──────── RECORDS FOR THIS EXERCISE
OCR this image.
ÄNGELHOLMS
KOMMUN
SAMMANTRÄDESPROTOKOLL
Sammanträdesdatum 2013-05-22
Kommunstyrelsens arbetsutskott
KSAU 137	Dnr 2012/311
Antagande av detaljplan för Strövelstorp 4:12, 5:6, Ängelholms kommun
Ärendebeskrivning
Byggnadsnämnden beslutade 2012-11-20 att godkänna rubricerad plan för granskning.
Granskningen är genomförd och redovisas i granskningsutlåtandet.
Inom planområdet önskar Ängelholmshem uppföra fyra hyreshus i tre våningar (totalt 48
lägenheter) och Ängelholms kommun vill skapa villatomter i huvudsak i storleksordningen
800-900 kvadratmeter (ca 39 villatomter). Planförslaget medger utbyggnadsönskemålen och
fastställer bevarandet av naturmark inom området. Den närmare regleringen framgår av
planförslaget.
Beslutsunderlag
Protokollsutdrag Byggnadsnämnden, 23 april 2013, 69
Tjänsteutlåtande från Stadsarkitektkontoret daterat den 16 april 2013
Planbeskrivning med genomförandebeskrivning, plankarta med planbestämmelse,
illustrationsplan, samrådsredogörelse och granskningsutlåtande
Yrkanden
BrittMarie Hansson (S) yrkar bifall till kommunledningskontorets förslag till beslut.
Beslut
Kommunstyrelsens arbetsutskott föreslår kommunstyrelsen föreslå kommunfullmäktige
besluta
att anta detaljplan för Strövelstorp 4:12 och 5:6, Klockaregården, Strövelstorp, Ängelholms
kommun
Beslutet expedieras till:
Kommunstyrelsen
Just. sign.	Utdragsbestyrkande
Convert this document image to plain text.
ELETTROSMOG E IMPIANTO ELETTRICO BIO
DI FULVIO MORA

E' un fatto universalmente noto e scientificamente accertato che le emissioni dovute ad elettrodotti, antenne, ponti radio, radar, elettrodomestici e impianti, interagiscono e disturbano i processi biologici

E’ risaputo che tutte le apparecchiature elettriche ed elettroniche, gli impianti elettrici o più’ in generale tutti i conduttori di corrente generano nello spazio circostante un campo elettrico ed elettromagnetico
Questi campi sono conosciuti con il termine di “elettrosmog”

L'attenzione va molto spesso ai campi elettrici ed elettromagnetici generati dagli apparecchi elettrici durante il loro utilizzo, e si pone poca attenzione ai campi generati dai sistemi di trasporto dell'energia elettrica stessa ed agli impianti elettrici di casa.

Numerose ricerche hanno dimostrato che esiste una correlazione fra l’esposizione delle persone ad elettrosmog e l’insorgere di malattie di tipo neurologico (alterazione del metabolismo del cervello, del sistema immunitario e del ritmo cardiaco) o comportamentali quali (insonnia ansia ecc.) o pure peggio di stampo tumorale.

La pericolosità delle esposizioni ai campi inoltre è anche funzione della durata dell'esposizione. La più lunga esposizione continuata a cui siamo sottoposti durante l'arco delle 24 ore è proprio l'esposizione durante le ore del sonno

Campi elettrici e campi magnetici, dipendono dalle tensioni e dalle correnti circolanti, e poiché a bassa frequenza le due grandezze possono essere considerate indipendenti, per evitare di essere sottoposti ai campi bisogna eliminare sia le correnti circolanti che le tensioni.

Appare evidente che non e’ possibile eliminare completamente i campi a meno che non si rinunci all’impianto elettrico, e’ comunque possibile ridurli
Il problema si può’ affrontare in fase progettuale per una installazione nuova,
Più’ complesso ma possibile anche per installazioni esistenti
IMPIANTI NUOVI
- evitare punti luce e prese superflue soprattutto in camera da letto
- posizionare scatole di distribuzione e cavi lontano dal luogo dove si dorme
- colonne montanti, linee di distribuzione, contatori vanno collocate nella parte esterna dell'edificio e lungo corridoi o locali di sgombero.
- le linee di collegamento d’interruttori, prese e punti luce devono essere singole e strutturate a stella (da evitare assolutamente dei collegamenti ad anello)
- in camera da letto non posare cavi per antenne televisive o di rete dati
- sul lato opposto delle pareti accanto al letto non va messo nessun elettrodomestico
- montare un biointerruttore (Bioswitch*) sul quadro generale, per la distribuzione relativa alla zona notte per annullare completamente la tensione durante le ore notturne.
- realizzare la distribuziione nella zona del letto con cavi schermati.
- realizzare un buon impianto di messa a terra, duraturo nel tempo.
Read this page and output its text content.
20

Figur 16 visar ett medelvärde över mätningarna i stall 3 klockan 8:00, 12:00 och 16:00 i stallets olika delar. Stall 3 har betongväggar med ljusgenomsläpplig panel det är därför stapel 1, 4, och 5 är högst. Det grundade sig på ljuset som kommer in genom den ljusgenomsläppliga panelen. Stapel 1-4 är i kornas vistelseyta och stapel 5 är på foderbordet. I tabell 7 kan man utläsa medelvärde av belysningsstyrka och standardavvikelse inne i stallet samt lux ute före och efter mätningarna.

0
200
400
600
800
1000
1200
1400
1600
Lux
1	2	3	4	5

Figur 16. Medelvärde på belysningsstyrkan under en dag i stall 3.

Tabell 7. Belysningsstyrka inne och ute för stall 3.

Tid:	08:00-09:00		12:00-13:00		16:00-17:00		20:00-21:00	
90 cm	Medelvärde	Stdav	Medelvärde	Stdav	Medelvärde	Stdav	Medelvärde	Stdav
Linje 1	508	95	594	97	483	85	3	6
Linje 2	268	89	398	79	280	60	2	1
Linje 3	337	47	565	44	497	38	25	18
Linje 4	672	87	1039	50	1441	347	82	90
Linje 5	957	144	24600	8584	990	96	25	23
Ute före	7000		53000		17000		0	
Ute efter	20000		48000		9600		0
────────────────
• _WHAT IS EXPECTED_
For every line above that includes the word "inne", return the line.

• _SOLUTION TO THE PROBLEM_
Figur 16 visar ett medelvärde över mätningarna i stall 3 klockan 8:00, 12:00 och 16:00 i stallets olika delar. Stall 3 har betongväggar med ljusgenomsläpplig panel det är därför stapel 1, 4, och 5 är högst. Det grundade sig på ljuset som kommer in genom den ljusgenomsläppliga panelen. Stapel 1-4 är i kornas vistelseyta och stapel 5 är på foderbordet. I tabell 7 kan man utläsa medelvärde av belysningsstyrka och standardavvikelse inne i stallet samt lux ute före och efter mätningarna.
Tabell 7. Belysningsstyrka inne och ute för stall 3.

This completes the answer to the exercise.